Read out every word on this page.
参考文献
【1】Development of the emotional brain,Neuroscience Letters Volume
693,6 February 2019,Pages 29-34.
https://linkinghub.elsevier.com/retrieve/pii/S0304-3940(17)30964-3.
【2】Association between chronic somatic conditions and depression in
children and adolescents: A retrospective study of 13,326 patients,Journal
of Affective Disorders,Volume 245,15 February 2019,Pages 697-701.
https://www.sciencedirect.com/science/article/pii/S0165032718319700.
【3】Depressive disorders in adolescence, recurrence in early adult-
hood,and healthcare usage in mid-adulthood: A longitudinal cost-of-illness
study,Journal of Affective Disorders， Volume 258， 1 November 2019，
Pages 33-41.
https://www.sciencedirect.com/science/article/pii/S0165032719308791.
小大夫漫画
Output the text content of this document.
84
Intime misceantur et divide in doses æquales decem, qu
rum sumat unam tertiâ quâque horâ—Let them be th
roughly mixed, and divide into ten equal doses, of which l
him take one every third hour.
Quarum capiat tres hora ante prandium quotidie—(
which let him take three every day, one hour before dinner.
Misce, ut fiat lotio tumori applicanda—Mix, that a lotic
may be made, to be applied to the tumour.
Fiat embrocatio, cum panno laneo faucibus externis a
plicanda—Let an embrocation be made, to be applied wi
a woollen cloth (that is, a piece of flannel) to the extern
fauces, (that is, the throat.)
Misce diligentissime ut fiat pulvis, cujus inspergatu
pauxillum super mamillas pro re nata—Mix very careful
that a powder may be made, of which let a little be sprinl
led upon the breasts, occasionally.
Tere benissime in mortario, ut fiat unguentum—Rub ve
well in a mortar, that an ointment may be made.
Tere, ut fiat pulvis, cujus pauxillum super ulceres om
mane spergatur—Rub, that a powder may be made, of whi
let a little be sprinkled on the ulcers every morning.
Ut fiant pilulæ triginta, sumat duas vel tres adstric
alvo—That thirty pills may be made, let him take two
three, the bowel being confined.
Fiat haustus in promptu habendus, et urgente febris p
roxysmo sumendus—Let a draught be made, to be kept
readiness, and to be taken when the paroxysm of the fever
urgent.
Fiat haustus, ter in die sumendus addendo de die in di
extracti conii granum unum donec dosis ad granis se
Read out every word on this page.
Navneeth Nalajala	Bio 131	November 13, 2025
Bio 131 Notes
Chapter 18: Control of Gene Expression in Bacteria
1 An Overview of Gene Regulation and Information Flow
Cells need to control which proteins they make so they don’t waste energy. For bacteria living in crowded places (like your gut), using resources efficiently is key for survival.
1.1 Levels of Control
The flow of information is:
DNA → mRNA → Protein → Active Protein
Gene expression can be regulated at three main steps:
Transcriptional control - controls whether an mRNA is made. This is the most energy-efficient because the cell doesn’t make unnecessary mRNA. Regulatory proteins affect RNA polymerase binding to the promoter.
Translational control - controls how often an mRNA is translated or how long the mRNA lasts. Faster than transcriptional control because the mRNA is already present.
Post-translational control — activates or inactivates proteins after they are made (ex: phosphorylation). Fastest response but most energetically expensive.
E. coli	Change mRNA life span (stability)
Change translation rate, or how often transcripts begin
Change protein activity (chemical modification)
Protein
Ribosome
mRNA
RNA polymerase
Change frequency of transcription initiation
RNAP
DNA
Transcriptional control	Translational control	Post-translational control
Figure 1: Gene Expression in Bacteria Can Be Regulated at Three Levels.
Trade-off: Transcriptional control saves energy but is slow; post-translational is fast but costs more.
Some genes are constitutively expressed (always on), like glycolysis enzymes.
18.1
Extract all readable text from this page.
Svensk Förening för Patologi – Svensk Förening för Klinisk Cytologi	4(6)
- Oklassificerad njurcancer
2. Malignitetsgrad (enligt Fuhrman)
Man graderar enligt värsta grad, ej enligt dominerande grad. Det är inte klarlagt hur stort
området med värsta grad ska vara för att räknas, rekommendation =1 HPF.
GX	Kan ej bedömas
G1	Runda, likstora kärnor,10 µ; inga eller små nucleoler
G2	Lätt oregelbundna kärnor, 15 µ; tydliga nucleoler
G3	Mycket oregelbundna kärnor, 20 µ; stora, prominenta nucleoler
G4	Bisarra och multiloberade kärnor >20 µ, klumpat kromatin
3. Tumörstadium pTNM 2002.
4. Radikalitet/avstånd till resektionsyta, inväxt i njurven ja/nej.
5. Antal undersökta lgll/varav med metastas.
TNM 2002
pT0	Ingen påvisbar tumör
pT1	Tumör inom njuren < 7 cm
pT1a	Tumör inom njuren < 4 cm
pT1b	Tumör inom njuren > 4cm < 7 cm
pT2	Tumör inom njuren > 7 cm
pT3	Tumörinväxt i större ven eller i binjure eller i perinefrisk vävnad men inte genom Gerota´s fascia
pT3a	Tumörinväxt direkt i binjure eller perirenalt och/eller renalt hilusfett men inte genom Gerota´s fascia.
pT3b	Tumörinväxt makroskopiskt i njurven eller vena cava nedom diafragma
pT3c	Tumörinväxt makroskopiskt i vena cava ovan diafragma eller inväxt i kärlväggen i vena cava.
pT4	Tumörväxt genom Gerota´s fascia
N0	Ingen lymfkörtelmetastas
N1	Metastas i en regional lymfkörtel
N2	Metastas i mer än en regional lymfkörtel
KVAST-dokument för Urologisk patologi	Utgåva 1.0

* _THE TASK_: Give every entry once more, exactly as it reads.

* _OUTPUT_:
Read out every word on this page.
参考文献
【1】Development of the emotional brain,Neuroscience Letters Volume
693,6 February 2019,Pages 29-34.
https://linkinghub.elsevier.com/retrieve/pii/S0304-3940(17)30964-3.
【2】Association between chronic somatic conditions and depression in
children and adolescents: A retrospective study of 13,326 patients,Journal
of Affective Disorders,Volume 245,15 February 2019,Pages 697-701.
https://www.sciencedirect.com/science/article/pii/S0165032718319700.
【3】Depressive disorders in adolescence, recurrence in early adult-
hood,and healthcare usage in mid-adulthood: A longitudinal cost-of-illness
study,Journal of Affective Disorders， Volume 258， 1 November 2019，
Pages 33-41.
https://www.sciencedirect.com/science/article/pii/S0165032719308791.
小大夫漫画
Output the text content of this document.
84
Intime misceantur et divide in doses æquales decem, qu
rum sumat unam tertiâ quâque horâ—Let them be th
roughly mixed, and divide into ten equal doses, of which l
him take one every third hour.
Quarum capiat tres hora ante prandium quotidie—(
which let him take three every day, one hour before dinner.
Misce, ut fiat lotio tumori applicanda—Mix, that a lotic
may be made, to be applied to the tumour.
Fiat embrocatio, cum panno laneo faucibus externis a
plicanda—Let an embrocation be made, to be applied wi
a woollen cloth (that is, a piece of flannel) to the extern
fauces, (that is, the throat.)
Misce diligentissime ut fiat pulvis, cujus inspergatu
pauxillum super mamillas pro re nata—Mix very careful
that a powder may be made, of which let a little be sprinl
led upon the breasts, occasionally.
Tere benissime in mortario, ut fiat unguentum—Rub ve
well in a mortar, that an ointment may be made.
Tere, ut fiat pulvis, cujus pauxillum super ulceres om
mane spergatur—Rub, that a powder may be made, of whi
let a little be sprinkled on the ulcers every morning.
Ut fiant pilulæ triginta, sumat duas vel tres adstric
alvo—That thirty pills may be made, let him take two
three, the bowel being confined.
Fiat haustus in promptu habendus, et urgente febris p
roxysmo sumendus—Let a draught be made, to be kept
readiness, and to be taken when the paroxysm of the fever
urgent.
Fiat haustus, ter in die sumendus addendo de die in di
extracti conii granum unum donec dosis ad granis se
Read out every word on this page.
Navneeth Nalajala	Bio 131	November 13, 2025
Bio 131 Notes
Chapter 18: Control of Gene Expression in Bacteria
1 An Overview of Gene Regulation and Information Flow
Cells need to control which proteins they make so they don’t waste energy. For bacteria living in crowded places (like your gut), using resources efficiently is key for survival.
1.1 Levels of Control
The flow of information is:
DNA → mRNA → Protein → Active Protein
Gene expression can be regulated at three main steps:
Transcriptional control - controls whether an mRNA is made. This is the most energy-efficient because the cell doesn’t make unnecessary mRNA. Regulatory proteins affect RNA polymerase binding to the promoter.
Translational control - controls how often an mRNA is translated or how long the mRNA lasts. Faster than transcriptional control because the mRNA is already present.
Post-translational control — activates or inactivates proteins after they are made (ex: phosphorylation). Fastest response but most energetically expensive.
E. coli	Change mRNA life span (stability)
Change translation rate, or how often transcripts begin
Change protein activity (chemical modification)
Protein
Ribosome
mRNA
RNA polymerase
Change frequency of transcription initiation
RNAP
DNA
Transcriptional control	Translational control	Post-translational control
Figure 1: Gene Expression in Bacteria Can Be Regulated at Three Levels.
Trade-off: Transcriptional control saves energy but is slow; post-translational is fast but costs more.
Some genes are constitutively expressed (always on), like glycolysis enzymes.
18.1
Extract all readable text from this page.
Svensk Förening för Patologi – Svensk Förening för Klinisk Cytologi	4(6)
- Oklassificerad njurcancer
2. Malignitetsgrad (enligt Fuhrman)
Man graderar enligt värsta grad, ej enligt dominerande grad. Det är inte klarlagt hur stort
området med värsta grad ska vara för att räknas, rekommendation =1 HPF.
GX	Kan ej bedömas
G1	Runda, likstora kärnor,10 µ; inga eller små nucleoler
G2	Lätt oregelbundna kärnor, 15 µ; tydliga nucleoler
G3	Mycket oregelbundna kärnor, 20 µ; stora, prominenta nucleoler
G4	Bisarra och multiloberade kärnor >20 µ, klumpat kromatin
3. Tumörstadium pTNM 2002.
4. Radikalitet/avstånd till resektionsyta, inväxt i njurven ja/nej.
5. Antal undersökta lgll/varav med metastas.
TNM 2002
pT0	Ingen påvisbar tumör
pT1	Tumör inom njuren < 7 cm
pT1a	Tumör inom njuren < 4 cm
pT1b	Tumör inom njuren > 4cm < 7 cm
pT2	Tumör inom njuren > 7 cm
pT3	Tumörinväxt i större ven eller i binjure eller i perinefrisk vävnad men inte genom Gerota´s fascia
pT3a	Tumörinväxt direkt i binjure eller perirenalt och/eller renalt hilusfett men inte genom Gerota´s fascia.
pT3b	Tumörinväxt makroskopiskt i njurven eller vena cava nedom diafragma
pT3c	Tumörinväxt makroskopiskt i vena cava ovan diafragma eller inväxt i kärlväggen i vena cava.
pT4	Tumörväxt genom Gerota´s fascia
N0	Ingen lymfkörtelmetastas
N1	Metastas i en regional lymfkörtel
N2	Metastas i mer än en regional lymfkörtel
KVAST-dokument för Urologisk patologi	Utgåva 1.0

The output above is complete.